Extracted entries

——————

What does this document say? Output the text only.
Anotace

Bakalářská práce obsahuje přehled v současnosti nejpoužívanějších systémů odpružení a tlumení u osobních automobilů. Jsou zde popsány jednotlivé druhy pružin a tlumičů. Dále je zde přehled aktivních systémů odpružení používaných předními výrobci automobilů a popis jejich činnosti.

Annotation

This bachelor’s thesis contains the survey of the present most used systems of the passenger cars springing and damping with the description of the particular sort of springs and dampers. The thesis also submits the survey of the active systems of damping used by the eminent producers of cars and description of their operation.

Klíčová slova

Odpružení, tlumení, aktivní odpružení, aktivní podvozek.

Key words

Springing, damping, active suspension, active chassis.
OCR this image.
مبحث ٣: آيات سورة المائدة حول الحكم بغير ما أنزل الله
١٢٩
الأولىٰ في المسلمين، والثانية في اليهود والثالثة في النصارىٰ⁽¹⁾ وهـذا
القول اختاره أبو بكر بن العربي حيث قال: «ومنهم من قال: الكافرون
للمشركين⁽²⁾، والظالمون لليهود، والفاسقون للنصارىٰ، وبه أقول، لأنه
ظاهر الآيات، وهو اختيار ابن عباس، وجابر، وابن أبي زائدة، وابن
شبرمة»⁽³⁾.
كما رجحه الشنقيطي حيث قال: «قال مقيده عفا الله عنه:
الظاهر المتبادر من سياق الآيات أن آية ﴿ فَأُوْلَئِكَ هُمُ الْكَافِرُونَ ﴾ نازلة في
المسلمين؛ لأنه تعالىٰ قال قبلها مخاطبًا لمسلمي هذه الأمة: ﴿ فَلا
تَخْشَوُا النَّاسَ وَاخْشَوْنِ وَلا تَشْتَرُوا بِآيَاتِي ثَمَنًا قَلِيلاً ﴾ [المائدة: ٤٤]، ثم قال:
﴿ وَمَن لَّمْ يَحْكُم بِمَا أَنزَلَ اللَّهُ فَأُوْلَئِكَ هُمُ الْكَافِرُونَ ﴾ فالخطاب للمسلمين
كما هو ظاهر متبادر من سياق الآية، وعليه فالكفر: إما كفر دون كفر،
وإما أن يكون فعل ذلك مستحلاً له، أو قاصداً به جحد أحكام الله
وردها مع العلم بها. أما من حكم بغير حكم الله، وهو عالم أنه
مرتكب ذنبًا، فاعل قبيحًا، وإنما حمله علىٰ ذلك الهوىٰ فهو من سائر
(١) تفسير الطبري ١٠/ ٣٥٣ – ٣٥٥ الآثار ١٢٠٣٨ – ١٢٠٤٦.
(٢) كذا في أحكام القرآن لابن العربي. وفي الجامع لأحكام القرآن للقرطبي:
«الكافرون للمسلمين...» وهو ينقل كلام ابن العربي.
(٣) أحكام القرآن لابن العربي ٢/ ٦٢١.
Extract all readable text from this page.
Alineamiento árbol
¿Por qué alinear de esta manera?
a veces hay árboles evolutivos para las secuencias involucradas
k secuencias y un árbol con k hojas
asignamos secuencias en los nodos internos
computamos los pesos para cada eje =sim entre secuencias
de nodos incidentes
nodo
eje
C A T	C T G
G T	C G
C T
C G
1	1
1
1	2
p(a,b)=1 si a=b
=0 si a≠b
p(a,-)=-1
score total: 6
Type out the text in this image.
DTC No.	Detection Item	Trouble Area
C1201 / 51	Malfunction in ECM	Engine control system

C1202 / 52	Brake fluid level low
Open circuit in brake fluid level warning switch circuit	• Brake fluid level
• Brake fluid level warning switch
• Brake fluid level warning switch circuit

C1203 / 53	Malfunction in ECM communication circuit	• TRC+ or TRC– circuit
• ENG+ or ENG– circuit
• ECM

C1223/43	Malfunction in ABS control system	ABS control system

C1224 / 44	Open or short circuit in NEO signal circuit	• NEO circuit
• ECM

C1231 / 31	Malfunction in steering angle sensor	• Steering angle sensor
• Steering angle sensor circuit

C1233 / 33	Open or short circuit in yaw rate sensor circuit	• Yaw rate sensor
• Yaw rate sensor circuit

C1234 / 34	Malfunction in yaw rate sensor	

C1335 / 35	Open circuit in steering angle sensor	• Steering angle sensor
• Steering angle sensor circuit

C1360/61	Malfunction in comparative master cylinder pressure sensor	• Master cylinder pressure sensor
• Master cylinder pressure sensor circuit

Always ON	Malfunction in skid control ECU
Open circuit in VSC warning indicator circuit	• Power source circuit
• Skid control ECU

——————

Instruction
Retype the records above exactly.

Exercise solution
What does this document say? Output the text only.
Anotace

Bakalářská práce obsahuje přehled v současnosti nejpoužívanějších systémů odpružení a tlumení u osobních automobilů. Jsou zde popsány jednotlivé druhy pružin a tlumičů. Dále je zde přehled aktivních systémů odpružení používaných předními výrobci automobilů a popis jejich činnosti.

Annotation

This bachelor’s thesis contains the survey of the present most used systems of the passenger cars springing and damping with the description of the particular sort of springs and dampers. The thesis also submits the survey of the active systems of damping used by the eminent producers of cars and description of their operation.

Klíčová slova

Odpružení, tlumení, aktivní odpružení, aktivní podvozek.

Key words

Springing, damping, active suspension, active chassis.
OCR this image.
مبحث ٣: آيات سورة المائدة حول الحكم بغير ما أنزل الله
١٢٩
الأولىٰ في المسلمين، والثانية في اليهود والثالثة في النصارىٰ⁽¹⁾ وهـذا
القول اختاره أبو بكر بن العربي حيث قال: «ومنهم من قال: الكافرون
للمشركين⁽²⁾، والظالمون لليهود، والفاسقون للنصارىٰ، وبه أقول، لأنه
ظاهر الآيات، وهو اختيار ابن عباس، وجابر، وابن أبي زائدة، وابن
شبرمة»⁽³⁾.
كما رجحه الشنقيطي حيث قال: «قال مقيده عفا الله عنه:
الظاهر المتبادر من سياق الآيات أن آية ﴿ فَأُوْلَئِكَ هُمُ الْكَافِرُونَ ﴾ نازلة في
المسلمين؛ لأنه تعالىٰ قال قبلها مخاطبًا لمسلمي هذه الأمة: ﴿ فَلا
تَخْشَوُا النَّاسَ وَاخْشَوْنِ وَلا تَشْتَرُوا بِآيَاتِي ثَمَنًا قَلِيلاً ﴾ [المائدة: ٤٤]، ثم قال:
﴿ وَمَن لَّمْ يَحْكُم بِمَا أَنزَلَ اللَّهُ فَأُوْلَئِكَ هُمُ الْكَافِرُونَ ﴾ فالخطاب للمسلمين
كما هو ظاهر متبادر من سياق الآية، وعليه فالكفر: إما كفر دون كفر،
وإما أن يكون فعل ذلك مستحلاً له، أو قاصداً به جحد أحكام الله
وردها مع العلم بها. أما من حكم بغير حكم الله، وهو عالم أنه
مرتكب ذنبًا، فاعل قبيحًا، وإنما حمله علىٰ ذلك الهوىٰ فهو من سائر
(١) تفسير الطبري ١٠/ ٣٥٣ – ٣٥٥ الآثار ١٢٠٣٨ – ١٢٠٤٦.
(٢) كذا في أحكام القرآن لابن العربي. وفي الجامع لأحكام القرآن للقرطبي:
«الكافرون للمسلمين...» وهو ينقل كلام ابن العربي.
(٣) أحكام القرآن لابن العربي ٢/ ٦٢١.
Extract all readable text from this page.
Alineamiento árbol
¿Por qué alinear de esta manera?
a veces hay árboles evolutivos para las secuencias involucradas
k secuencias y un árbol con k hojas
asignamos secuencias en los nodos internos
computamos los pesos para cada eje =sim entre secuencias
de nodos incidentes
nodo
eje
C A T	C T G
G T	C G
C T
C G
1	1
1
1	2
p(a,b)=1 si a=b
=0 si a≠b
p(a,-)=-1
score total: 6
Type out the text in this image.
DTC No.	Detection Item	Trouble Area
C1201 / 51	Malfunction in ECM	Engine control system

C1202 / 52	Brake fluid level low
Open circuit in brake fluid level warning switch circuit	• Brake fluid level
• Brake fluid level warning switch
• Brake fluid level warning switch circuit

C1203 / 53	Malfunction in ECM communication circuit	• TRC+ or TRC– circuit
• ENG+ or ENG– circuit
• ECM

C1223/43	Malfunction in ABS control system	ABS control system

C1224 / 44	Open or short circuit in NEO signal circuit	• NEO circuit
• ECM

C1231 / 31	Malfunction in steering angle sensor	• Steering angle sensor
• Steering angle sensor circuit

C1233 / 33	Open or short circuit in yaw rate sensor circuit	• Yaw rate sensor
• Yaw rate sensor circuit

C1234 / 34	Malfunction in yaw rate sensor	

C1335 / 35	Open circuit in steering angle sensor	• Steering angle sensor
• Steering angle sensor circuit

C1360/61	Malfunction in comparative master cylinder pressure sensor	• Master cylinder pressure sensor
• Master cylinder pressure sensor circuit

Always ON	Malfunction in skid control ECU
Open circuit in VSC warning indicator circuit	• Power source circuit
• Skid control ECU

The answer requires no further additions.